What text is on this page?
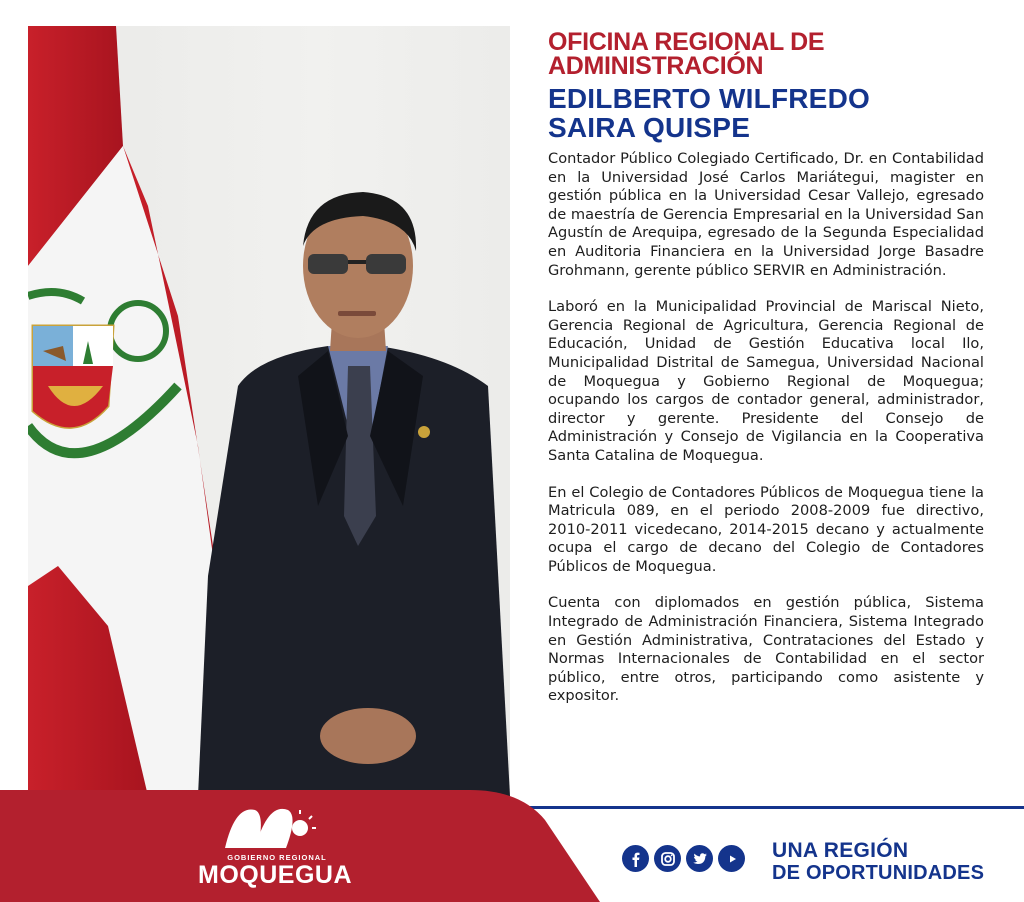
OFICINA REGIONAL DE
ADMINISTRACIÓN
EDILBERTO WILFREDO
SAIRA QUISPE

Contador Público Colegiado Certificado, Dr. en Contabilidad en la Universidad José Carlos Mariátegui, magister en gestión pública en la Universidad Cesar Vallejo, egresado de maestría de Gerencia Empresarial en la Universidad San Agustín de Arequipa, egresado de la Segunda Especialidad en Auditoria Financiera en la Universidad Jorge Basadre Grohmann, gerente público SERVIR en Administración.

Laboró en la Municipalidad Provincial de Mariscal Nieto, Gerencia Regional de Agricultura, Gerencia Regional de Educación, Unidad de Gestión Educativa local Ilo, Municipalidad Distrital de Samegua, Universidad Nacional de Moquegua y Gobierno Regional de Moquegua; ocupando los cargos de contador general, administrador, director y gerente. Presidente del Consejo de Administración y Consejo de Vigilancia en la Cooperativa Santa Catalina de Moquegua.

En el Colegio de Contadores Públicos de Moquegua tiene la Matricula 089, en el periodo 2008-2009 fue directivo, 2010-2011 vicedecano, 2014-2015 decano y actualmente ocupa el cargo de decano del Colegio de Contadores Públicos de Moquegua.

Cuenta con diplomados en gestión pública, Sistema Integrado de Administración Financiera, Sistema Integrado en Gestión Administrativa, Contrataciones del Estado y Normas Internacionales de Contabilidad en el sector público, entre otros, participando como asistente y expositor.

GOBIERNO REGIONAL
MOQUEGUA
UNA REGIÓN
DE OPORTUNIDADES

* _DIRECTIONS_: Go over the entries above and say how many lines hold the string "pública", with no other text.

* _REPLY_: 2